+++ Records supplied +++

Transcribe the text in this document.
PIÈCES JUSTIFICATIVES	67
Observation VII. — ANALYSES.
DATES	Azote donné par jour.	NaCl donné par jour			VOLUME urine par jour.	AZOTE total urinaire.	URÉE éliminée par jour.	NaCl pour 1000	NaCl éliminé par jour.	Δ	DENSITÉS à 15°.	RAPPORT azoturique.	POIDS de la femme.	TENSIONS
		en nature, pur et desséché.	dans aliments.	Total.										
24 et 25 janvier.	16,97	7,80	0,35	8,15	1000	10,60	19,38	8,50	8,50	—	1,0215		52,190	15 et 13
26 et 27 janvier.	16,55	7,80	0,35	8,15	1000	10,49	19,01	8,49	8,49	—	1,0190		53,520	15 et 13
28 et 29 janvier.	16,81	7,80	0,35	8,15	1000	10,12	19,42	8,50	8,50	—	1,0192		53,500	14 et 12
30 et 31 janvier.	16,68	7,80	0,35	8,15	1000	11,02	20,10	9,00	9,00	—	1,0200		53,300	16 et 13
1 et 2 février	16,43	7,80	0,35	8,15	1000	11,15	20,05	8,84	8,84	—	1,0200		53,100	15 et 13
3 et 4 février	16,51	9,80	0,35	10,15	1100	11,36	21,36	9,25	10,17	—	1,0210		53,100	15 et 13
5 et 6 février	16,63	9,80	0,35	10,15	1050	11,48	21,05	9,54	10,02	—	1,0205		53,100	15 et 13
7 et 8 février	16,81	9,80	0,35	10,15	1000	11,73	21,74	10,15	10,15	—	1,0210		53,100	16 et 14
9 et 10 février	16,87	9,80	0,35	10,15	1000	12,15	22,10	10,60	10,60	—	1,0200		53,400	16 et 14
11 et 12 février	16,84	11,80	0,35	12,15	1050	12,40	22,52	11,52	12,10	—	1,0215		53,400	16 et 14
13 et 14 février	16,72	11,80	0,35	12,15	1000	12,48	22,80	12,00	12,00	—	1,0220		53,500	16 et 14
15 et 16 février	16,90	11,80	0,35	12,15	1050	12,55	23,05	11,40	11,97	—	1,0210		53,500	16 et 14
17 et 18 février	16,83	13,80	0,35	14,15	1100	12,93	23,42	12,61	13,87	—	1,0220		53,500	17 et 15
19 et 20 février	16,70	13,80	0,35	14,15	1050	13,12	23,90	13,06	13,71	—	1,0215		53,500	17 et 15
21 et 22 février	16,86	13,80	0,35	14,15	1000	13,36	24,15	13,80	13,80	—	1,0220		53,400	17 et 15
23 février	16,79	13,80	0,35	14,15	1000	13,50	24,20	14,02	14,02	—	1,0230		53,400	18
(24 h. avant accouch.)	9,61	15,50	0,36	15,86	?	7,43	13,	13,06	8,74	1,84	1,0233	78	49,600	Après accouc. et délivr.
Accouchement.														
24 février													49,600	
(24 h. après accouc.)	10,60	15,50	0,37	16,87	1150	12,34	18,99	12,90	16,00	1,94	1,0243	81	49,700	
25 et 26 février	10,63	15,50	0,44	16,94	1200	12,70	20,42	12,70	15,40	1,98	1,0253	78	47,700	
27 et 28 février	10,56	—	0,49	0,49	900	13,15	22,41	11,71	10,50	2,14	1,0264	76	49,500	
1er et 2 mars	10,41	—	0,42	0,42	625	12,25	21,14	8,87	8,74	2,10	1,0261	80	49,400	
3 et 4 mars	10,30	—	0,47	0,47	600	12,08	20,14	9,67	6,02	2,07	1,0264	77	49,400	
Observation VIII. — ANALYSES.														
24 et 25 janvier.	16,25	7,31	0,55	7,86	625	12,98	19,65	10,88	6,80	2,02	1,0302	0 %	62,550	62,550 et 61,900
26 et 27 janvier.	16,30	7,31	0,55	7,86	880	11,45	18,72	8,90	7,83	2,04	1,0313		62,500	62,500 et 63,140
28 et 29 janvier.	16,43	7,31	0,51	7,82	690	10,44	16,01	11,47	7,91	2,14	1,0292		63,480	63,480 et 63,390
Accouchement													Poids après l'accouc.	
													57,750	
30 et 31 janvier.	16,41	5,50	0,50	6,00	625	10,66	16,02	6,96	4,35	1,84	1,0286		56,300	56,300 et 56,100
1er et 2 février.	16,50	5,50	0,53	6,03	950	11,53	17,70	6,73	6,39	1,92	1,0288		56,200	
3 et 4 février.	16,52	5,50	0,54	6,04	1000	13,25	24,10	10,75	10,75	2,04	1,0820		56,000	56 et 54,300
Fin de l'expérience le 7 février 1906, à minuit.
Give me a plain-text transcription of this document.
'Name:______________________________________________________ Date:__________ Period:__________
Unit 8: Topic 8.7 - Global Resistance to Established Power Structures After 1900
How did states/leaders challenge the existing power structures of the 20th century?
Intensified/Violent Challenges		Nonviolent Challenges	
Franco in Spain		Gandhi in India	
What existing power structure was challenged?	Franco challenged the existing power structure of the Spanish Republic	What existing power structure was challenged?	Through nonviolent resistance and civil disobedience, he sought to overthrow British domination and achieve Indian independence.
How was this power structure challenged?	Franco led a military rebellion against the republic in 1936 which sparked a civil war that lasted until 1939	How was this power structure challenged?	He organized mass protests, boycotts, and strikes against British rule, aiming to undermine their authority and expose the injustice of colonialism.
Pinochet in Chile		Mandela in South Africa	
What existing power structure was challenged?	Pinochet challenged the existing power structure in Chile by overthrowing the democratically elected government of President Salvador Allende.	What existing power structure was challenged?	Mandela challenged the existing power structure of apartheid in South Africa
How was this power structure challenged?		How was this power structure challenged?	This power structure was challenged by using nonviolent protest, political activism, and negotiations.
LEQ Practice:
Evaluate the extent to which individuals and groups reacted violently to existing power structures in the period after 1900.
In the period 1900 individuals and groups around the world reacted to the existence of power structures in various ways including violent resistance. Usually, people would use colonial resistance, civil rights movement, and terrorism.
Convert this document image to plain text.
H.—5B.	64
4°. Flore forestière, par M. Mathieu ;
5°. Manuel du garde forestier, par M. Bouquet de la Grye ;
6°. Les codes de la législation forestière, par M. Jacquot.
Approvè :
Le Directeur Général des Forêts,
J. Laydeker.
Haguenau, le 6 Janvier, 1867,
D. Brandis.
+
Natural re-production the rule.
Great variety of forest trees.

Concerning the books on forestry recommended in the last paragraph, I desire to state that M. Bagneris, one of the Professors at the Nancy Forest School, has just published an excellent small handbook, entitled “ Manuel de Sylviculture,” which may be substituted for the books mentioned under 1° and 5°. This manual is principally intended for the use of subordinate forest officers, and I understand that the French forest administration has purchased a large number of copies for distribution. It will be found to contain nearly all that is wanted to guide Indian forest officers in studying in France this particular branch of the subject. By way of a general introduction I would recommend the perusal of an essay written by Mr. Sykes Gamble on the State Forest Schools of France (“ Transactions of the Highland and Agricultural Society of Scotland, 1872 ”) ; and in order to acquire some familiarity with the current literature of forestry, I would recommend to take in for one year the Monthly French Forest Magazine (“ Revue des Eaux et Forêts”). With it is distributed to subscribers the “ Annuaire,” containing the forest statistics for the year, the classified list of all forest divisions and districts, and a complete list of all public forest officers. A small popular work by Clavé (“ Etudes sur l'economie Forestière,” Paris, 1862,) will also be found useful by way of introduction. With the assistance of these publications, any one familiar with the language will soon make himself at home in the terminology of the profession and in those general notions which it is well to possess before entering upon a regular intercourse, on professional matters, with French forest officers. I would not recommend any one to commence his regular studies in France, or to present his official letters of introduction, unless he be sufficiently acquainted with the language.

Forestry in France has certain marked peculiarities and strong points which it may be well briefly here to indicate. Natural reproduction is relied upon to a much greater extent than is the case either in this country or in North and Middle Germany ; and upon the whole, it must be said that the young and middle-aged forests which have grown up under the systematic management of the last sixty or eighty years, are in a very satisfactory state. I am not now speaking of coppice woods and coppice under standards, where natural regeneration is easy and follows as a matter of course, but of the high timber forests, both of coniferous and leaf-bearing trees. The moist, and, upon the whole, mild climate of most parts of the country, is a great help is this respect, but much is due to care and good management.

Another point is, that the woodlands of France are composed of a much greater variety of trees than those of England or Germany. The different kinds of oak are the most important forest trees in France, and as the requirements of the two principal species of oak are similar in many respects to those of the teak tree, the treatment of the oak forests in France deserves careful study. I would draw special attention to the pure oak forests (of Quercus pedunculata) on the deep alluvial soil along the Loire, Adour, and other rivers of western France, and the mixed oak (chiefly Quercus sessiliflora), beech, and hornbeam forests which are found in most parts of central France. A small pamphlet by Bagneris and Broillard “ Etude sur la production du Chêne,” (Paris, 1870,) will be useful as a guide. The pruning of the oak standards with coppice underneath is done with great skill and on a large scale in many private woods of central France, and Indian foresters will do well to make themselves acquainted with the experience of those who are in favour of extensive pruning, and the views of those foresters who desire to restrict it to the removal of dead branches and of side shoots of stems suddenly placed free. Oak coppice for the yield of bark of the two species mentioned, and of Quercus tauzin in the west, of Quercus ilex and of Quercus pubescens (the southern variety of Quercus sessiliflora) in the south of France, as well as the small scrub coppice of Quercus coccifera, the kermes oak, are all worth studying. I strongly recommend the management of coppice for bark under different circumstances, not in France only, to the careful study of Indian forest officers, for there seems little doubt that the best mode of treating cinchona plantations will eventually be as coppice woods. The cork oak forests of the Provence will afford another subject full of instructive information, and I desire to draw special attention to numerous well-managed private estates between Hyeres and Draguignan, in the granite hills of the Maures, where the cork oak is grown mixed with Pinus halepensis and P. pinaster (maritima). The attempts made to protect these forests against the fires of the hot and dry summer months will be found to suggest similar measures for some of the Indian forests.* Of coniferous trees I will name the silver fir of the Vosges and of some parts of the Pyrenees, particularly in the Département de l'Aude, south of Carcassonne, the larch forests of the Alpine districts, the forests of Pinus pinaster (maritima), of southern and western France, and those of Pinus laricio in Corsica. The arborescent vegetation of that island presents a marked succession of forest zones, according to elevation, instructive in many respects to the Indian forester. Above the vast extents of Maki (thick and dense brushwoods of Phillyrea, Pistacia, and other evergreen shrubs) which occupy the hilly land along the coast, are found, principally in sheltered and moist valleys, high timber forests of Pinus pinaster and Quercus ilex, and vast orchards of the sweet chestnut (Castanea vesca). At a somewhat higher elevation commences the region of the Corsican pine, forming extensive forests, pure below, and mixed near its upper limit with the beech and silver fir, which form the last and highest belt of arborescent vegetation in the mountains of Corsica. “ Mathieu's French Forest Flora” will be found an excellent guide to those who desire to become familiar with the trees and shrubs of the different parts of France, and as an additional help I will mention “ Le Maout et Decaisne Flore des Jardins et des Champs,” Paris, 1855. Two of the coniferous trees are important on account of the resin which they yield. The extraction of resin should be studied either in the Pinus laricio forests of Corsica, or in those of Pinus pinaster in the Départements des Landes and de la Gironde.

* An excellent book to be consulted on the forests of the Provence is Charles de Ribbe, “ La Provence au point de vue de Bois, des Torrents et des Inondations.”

+++

Exercise:
Go over the records above and tally the lines with the word "text" in them. Give the number alone.

Solution to the problem:
3